= Written task =
Copy every line of the listing that holds the string "JSON".

— START OF Records shown —

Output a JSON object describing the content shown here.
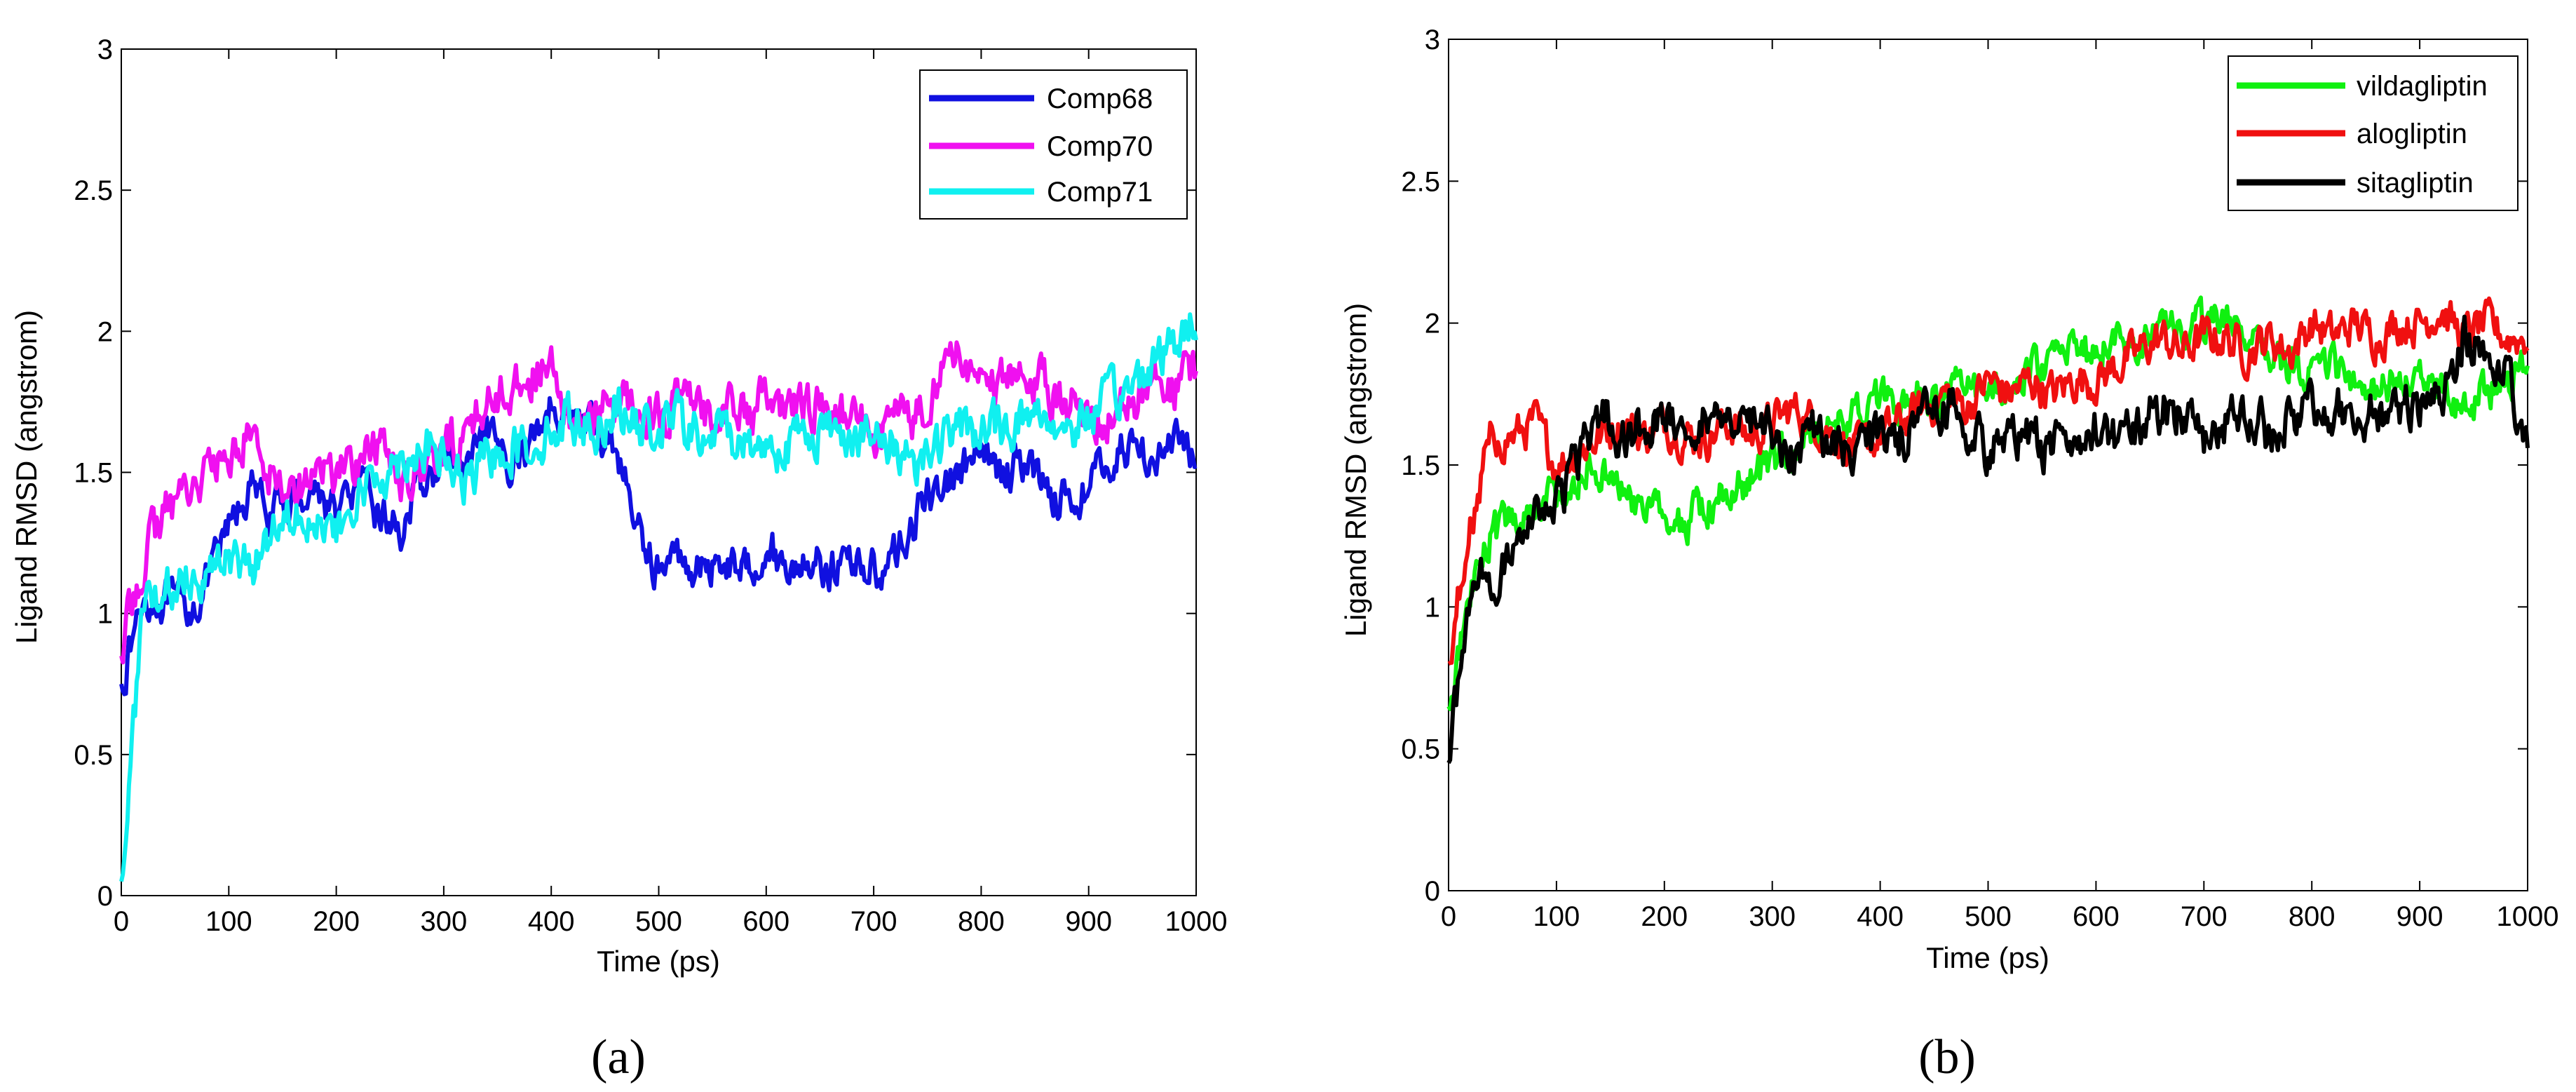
{
  "panels": [
    {
      "id": "a",
      "panel_label": "(a)",
      "xlabel": "Time (ps)",
      "ylabel": "Ligand RMSD (angstrom)",
      "xticks": [
        "0",
        "100",
        "200",
        "300",
        "400",
        "500",
        "600",
        "700",
        "800",
        "900",
        "1000"
      ],
      "yticks": [
        "0",
        "0.5",
        "1",
        "1.5",
        "2",
        "2.5",
        "3"
      ],
      "legend": [
        "Comp68",
        "Comp70",
        "Comp71"
      ]
    },
    {
      "id": "b",
      "panel_label": "(b)",
      "xlabel": "Time (ps)",
      "ylabel": "Ligand RMSD (angstrom)",
      "xticks": [
        "0",
        "100",
        "200",
        "300",
        "400",
        "500",
        "600",
        "700",
        "800",
        "900",
        "1000"
      ],
      "yticks": [
        "0",
        "0.5",
        "1",
        "1.5",
        "2",
        "2.5",
        "3"
      ],
      "legend": [
        "vildagliptin",
        "alogliptin",
        "sitagliptin"
      ]
    }
  ],
  "chart_data": [
    {
      "type": "line",
      "title": "",
      "panel": "(a)",
      "xlabel": "Time (ps)",
      "ylabel": "Ligand RMSD (angstrom)",
      "xlim": [
        0,
        1000
      ],
      "ylim": [
        0,
        3
      ],
      "grid": false,
      "legend_position": "top-right",
      "x": [
        0,
        20,
        40,
        60,
        80,
        100,
        120,
        140,
        160,
        180,
        200,
        220,
        240,
        260,
        280,
        300,
        320,
        340,
        360,
        380,
        400,
        420,
        440,
        460,
        480,
        500,
        520,
        540,
        560,
        580,
        600,
        620,
        640,
        660,
        680,
        700,
        720,
        740,
        760,
        780,
        800,
        820,
        840,
        860,
        880,
        900,
        920,
        940,
        960,
        980,
        1000
      ],
      "series": [
        {
          "name": "Comp68",
          "color": "#1010e0",
          "noise": 0.06,
          "values": [
            0.75,
            1.05,
            1.05,
            1.0,
            1.1,
            1.3,
            1.45,
            1.35,
            1.4,
            1.45,
            1.35,
            1.45,
            1.35,
            1.3,
            1.45,
            1.55,
            1.5,
            1.6,
            1.55,
            1.6,
            1.75,
            1.7,
            1.65,
            1.6,
            1.3,
            1.15,
            1.2,
            1.15,
            1.2,
            1.15,
            1.25,
            1.15,
            1.2,
            1.15,
            1.2,
            1.15,
            1.2,
            1.35,
            1.45,
            1.5,
            1.55,
            1.5,
            1.55,
            1.45,
            1.4,
            1.45,
            1.55,
            1.6,
            1.55,
            1.6,
            1.55
          ]
        },
        {
          "name": "Comp70",
          "color": "#f010f0",
          "noise": 0.07,
          "values": [
            0.85,
            1.2,
            1.35,
            1.45,
            1.5,
            1.55,
            1.65,
            1.5,
            1.45,
            1.5,
            1.5,
            1.55,
            1.6,
            1.5,
            1.5,
            1.55,
            1.65,
            1.75,
            1.8,
            1.85,
            1.85,
            1.65,
            1.7,
            1.75,
            1.75,
            1.7,
            1.75,
            1.7,
            1.75,
            1.7,
            1.75,
            1.7,
            1.75,
            1.7,
            1.7,
            1.6,
            1.7,
            1.7,
            1.85,
            1.9,
            1.85,
            1.8,
            1.85,
            1.8,
            1.75,
            1.7,
            1.7,
            1.75,
            1.8,
            1.8,
            1.85
          ]
        },
        {
          "name": "Comp71",
          "color": "#10f0f0",
          "noise": 0.07,
          "values": [
            0.05,
            1.0,
            1.05,
            1.15,
            1.15,
            1.2,
            1.15,
            1.3,
            1.4,
            1.35,
            1.25,
            1.4,
            1.5,
            1.55,
            1.6,
            1.55,
            1.45,
            1.55,
            1.6,
            1.6,
            1.65,
            1.7,
            1.65,
            1.75,
            1.65,
            1.65,
            1.7,
            1.6,
            1.65,
            1.6,
            1.6,
            1.6,
            1.65,
            1.65,
            1.65,
            1.6,
            1.6,
            1.55,
            1.6,
            1.65,
            1.65,
            1.65,
            1.7,
            1.7,
            1.65,
            1.7,
            1.75,
            1.8,
            1.9,
            1.95,
            2.05
          ]
        }
      ]
    },
    {
      "type": "line",
      "title": "",
      "panel": "(b)",
      "xlabel": "Time (ps)",
      "ylabel": "Ligand RMSD (angstrom)",
      "xlim": [
        0,
        1000
      ],
      "ylim": [
        0,
        3
      ],
      "grid": false,
      "legend_position": "top-right",
      "x": [
        0,
        20,
        40,
        60,
        80,
        100,
        120,
        140,
        160,
        180,
        200,
        220,
        240,
        260,
        280,
        300,
        320,
        340,
        360,
        380,
        400,
        420,
        440,
        460,
        480,
        500,
        520,
        540,
        560,
        580,
        600,
        620,
        640,
        660,
        680,
        700,
        720,
        740,
        760,
        780,
        800,
        820,
        840,
        860,
        880,
        900,
        920,
        940,
        960,
        980,
        1000
      ],
      "series": [
        {
          "name": "vildagliptin",
          "color": "#10f010",
          "noise": 0.06,
          "values": [
            0.65,
            1.05,
            1.25,
            1.3,
            1.35,
            1.4,
            1.45,
            1.5,
            1.4,
            1.35,
            1.3,
            1.3,
            1.35,
            1.4,
            1.45,
            1.5,
            1.55,
            1.6,
            1.65,
            1.7,
            1.75,
            1.7,
            1.75,
            1.7,
            1.8,
            1.75,
            1.8,
            1.85,
            1.85,
            1.9,
            1.9,
            1.95,
            1.95,
            2.0,
            1.95,
            2.0,
            2.0,
            1.95,
            1.9,
            1.85,
            1.8,
            1.85,
            1.8,
            1.75,
            1.8,
            1.8,
            1.75,
            1.7,
            1.75,
            1.8,
            1.85
          ]
        },
        {
          "name": "alogliptin",
          "color": "#f01010",
          "noise": 0.06,
          "values": [
            0.8,
            1.3,
            1.6,
            1.6,
            1.65,
            1.5,
            1.55,
            1.6,
            1.65,
            1.6,
            1.65,
            1.6,
            1.6,
            1.65,
            1.6,
            1.65,
            1.7,
            1.65,
            1.6,
            1.55,
            1.6,
            1.65,
            1.7,
            1.75,
            1.7,
            1.8,
            1.75,
            1.8,
            1.75,
            1.8,
            1.8,
            1.85,
            1.9,
            1.95,
            1.9,
            1.95,
            1.95,
            1.9,
            1.95,
            1.9,
            2.0,
            1.95,
            2.0,
            1.95,
            2.0,
            2.0,
            2.05,
            1.95,
            2.0,
            1.95,
            1.95
          ]
        },
        {
          "name": "sitagliptin",
          "color": "#000000",
          "noise": 0.07,
          "values": [
            0.45,
            1.05,
            1.1,
            1.2,
            1.3,
            1.35,
            1.5,
            1.7,
            1.6,
            1.65,
            1.7,
            1.65,
            1.7,
            1.6,
            1.65,
            1.6,
            1.55,
            1.6,
            1.55,
            1.55,
            1.6,
            1.6,
            1.65,
            1.7,
            1.65,
            1.55,
            1.6,
            1.6,
            1.55,
            1.6,
            1.65,
            1.6,
            1.65,
            1.7,
            1.7,
            1.6,
            1.65,
            1.7,
            1.6,
            1.65,
            1.7,
            1.7,
            1.65,
            1.7,
            1.7,
            1.7,
            1.75,
            1.95,
            1.9,
            1.8,
            1.55
          ]
        }
      ]
    }
  ]
}
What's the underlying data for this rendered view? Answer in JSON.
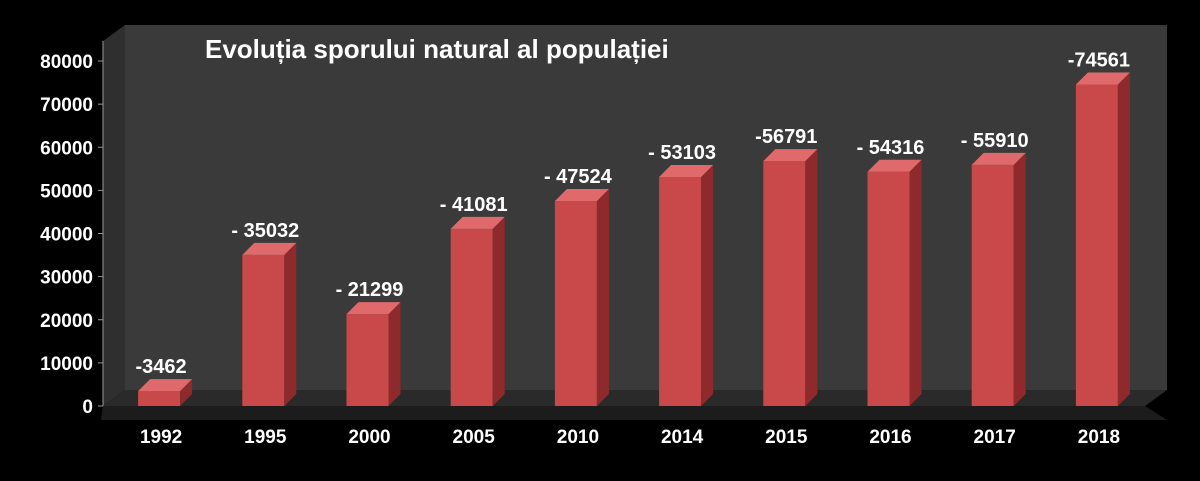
{
  "chart_data": {
    "type": "bar",
    "title": "Evoluția sporului natural al populației",
    "xlabel": "",
    "ylabel": "",
    "categories": [
      "1992",
      "1995",
      "2000",
      "2005",
      "2010",
      "2014",
      "2015",
      "2016",
      "2017",
      "2018"
    ],
    "values": [
      3462,
      35032,
      21299,
      41081,
      47524,
      53103,
      56791,
      54316,
      55910,
      74561
    ],
    "data_labels": [
      "-3462",
      "- 35032",
      "- 21299",
      "- 41081",
      "- 47524",
      "- 53103",
      "-56791",
      "- 54316",
      "- 55910",
      "-74561"
    ],
    "ylim": [
      0,
      80000
    ],
    "yticks": [
      "0",
      "10000",
      "20000",
      "30000",
      "40000",
      "50000",
      "60000",
      "70000",
      "80000"
    ],
    "grid": false,
    "legend": "none",
    "colors": {
      "background": "#000000",
      "plot_wall": "#3a3a3a",
      "floor": "#2a2a2a",
      "bar_front": "#c9494a",
      "bar_side": "#8e2a2b",
      "bar_top": "#e06a6b",
      "text": "#ffffff"
    }
  }
}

— END OF Records shown —

= The output =
Output a JSON object describing the content shown here.
What's the underlying data for this rendered view? Answer in JSON.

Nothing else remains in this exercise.